> Supplied data:

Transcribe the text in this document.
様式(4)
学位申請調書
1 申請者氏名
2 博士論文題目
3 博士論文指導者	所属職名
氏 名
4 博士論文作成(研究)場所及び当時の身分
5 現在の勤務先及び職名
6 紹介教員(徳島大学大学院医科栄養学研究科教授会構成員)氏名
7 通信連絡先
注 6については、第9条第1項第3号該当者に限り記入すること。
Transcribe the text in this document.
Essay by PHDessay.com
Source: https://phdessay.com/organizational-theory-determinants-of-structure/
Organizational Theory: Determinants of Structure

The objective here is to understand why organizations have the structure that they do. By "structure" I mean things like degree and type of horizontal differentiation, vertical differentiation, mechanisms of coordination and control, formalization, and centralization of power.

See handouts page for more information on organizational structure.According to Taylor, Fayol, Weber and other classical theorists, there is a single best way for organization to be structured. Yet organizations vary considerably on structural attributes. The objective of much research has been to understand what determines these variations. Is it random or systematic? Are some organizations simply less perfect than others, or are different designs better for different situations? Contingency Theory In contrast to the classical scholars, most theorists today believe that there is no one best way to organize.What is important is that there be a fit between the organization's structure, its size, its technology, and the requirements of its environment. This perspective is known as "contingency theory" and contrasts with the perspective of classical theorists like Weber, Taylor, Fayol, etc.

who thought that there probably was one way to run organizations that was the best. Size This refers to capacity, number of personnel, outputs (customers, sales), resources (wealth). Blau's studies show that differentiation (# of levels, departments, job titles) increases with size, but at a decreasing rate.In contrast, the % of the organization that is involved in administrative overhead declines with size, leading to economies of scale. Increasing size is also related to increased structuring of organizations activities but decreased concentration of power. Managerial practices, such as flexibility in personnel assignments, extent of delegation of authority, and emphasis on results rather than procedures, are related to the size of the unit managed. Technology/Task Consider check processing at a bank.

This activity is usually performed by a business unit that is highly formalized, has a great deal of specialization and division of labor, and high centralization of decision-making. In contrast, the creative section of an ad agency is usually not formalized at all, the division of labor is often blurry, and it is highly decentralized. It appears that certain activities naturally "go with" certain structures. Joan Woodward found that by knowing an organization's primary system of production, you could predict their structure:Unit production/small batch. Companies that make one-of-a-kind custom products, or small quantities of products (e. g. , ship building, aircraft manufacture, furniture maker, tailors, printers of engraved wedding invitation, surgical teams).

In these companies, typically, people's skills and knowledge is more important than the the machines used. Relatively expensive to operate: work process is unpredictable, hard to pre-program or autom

> Aim: Transcribe each entry precisely, missing none.

> Exercise response:
Transcribe the text in this document.
様式(4)
学位申請調書
1 申請者氏名
2 博士論文題目
3 博士論文指導者	所属職名
氏 名
4 博士論文作成(研究)場所及び当時の身分
5 現在の勤務先及び職名
6 紹介教員(徳島大学大学院医科栄養学研究科教授会構成員)氏名
7 通信連絡先
注 6については、第9条第1項第3号該当者に限り記入すること。
Transcribe the text in this document.
Essay by PHDessay.com
Source: https://phdessay.com/organizational-theory-determinants-of-structure/
Organizational Theory: Determinants of Structure

The objective here is to understand why organizations have the structure that they do. By "structure" I mean things like degree and type of horizontal differentiation, vertical differentiation, mechanisms of coordination and control, formalization, and centralization of power.

See handouts page for more information on organizational structure.According to Taylor, Fayol, Weber and other classical theorists, there is a single best way for organization to be structured. Yet organizations vary considerably on structural attributes. The objective of much research has been to understand what determines these variations. Is it random or systematic? Are some organizations simply less perfect than others, or are different designs better for different situations? Contingency Theory In contrast to the classical scholars, most theorists today believe that there is no one best way to organize.What is important is that there be a fit between the organization's structure, its size, its technology, and the requirements of its environment. This perspective is known as "contingency theory" and contrasts with the perspective of classical theorists like Weber, Taylor, Fayol, etc.

who thought that there probably was one way to run organizations that was the best. Size This refers to capacity, number of personnel, outputs (customers, sales), resources (wealth). Blau's studies show that differentiation (# of levels, departments, job titles) increases with size, but at a decreasing rate.In contrast, the % of the organization that is involved in administrative overhead declines with size, leading to economies of scale. Increasing size is also related to increased structuring of organizations activities but decreased concentration of power. Managerial practices, such as flexibility in personnel assignments, extent of delegation of authority, and emphasis on results rather than procedures, are related to the size of the unit managed. Technology/Task Consider check processing at a bank.

This activity is usually performed by a business unit that is highly formalized, has a great deal of specialization and division of labor, and high centralization of decision-making. In contrast, the creative section of an ad agency is usually not formalized at all, the division of labor is often blurry, and it is highly decentralized. It appears that certain activities naturally "go with" certain structures. Joan Woodward found that by knowing an organization's primary system of production, you could predict their structure:Unit production/small batch. Companies that make one-of-a-kind custom products, or small quantities of products (e. g. , ship building, aircraft manufacture, furniture maker, tailors, printers of engraved wedding invitation, surgical teams).

In these companies, typically, people's skills and knowledge is more important than the the machines used. Relatively expensive to operate: work process is unpredictable, hard to pre-program or autom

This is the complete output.